Records from a dataset:
▶

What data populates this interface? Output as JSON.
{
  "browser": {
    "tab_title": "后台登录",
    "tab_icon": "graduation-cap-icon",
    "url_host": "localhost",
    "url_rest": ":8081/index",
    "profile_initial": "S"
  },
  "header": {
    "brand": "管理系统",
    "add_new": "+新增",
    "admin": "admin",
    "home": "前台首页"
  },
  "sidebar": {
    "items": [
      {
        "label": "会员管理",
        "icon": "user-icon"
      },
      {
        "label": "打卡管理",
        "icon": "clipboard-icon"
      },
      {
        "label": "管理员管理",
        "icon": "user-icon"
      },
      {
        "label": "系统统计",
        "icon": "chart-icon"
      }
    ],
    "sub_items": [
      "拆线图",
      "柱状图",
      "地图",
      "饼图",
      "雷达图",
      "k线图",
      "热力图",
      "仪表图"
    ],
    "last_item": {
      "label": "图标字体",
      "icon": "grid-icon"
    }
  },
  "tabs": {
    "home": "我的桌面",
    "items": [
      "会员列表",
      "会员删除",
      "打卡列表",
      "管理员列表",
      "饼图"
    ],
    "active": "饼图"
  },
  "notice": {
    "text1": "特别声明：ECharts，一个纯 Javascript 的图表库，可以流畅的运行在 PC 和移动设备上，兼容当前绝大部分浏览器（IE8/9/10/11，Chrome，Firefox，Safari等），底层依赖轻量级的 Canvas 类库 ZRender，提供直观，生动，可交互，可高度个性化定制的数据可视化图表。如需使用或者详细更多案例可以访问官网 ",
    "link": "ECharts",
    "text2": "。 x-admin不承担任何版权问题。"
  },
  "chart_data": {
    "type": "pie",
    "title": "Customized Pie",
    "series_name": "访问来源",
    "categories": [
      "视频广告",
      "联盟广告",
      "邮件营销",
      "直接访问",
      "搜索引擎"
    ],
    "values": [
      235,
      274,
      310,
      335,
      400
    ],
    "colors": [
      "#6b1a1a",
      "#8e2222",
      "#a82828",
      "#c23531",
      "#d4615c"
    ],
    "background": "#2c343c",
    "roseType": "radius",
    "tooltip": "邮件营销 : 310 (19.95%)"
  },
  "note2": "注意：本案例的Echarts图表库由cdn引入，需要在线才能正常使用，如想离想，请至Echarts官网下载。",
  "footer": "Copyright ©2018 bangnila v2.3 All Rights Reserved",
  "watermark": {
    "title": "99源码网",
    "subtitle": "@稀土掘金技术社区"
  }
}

◀

**Task requirements:** Word for word, extract all the records.

**Result for this task:**
What data populates this interface? Output as JSON.
{
  "browser": {
    "tab_title": "后台登录",
    "tab_icon": "graduation-cap-icon",
    "url_host": "localhost",
    "url_rest": ":8081/index",
    "profile_initial": "S"
  },
  "header": {
    "brand": "管理系统",
    "add_new": "+新增",
    "admin": "admin",
    "home": "前台首页"
  },
  "sidebar": {
    "items": [
      {
        "label": "会员管理",
        "icon": "user-icon"
      },
      {
        "label": "打卡管理",
        "icon": "clipboard-icon"
      },
      {
        "label": "管理员管理",
        "icon": "user-icon"
      },
      {
        "label": "系统统计",
        "icon": "chart-icon"
      }
    ],
    "sub_items": [
      "拆线图",
      "柱状图",
      "地图",
      "饼图",
      "雷达图",
      "k线图",
      "热力图",
      "仪表图"
    ],
    "last_item": {
      "label": "图标字体",
      "icon": "grid-icon"
    }
  },
  "tabs": {
    "home": "我的桌面",
    "items": [
      "会员列表",
      "会员删除",
      "打卡列表",
      "管理员列表",
      "饼图"
    ],
    "active": "饼图"
  },
  "notice": {
    "text1": "特别声明：ECharts，一个纯 Javascript 的图表库，可以流畅的运行在 PC 和移动设备上，兼容当前绝大部分浏览器（IE8/9/10/11，Chrome，Firefox，Safari等），底层依赖轻量级的 Canvas 类库 ZRender，提供直观，生动，可交互，可高度个性化定制的数据可视化图表。如需使用或者详细更多案例可以访问官网 ",
    "link": "ECharts",
    "text2": "。 x-admin不承担任何版权问题。"
  },
  "chart_data": {
    "type": "pie",
    "title": "Customized Pie",
    "series_name": "访问来源",
    "categories": [
      "视频广告",
      "联盟广告",
      "邮件营销",
      "直接访问",
      "搜索引擎"
    ],
    "values": [
      235,
      274,
      310,
      335,
      400
    ],
    "colors": [
      "#6b1a1a",
      "#8e2222",
      "#a82828",
      "#c23531",
      "#d4615c"
    ],
    "background": "#2c343c",
    "roseType": "radius",
    "tooltip": "邮件营销 : 310 (19.95%)"
  },
  "note2": "注意：本案例的Echarts图表库由cdn引入，需要在线才能正常使用，如想离想，请至Echarts官网下载。",
  "footer": "Copyright ©2018 bangnila v2.3 All Rights Reserved",
  "watermark": {
    "title": "99源码网",
    "subtitle": "@稀土掘金技术社区"
  }
}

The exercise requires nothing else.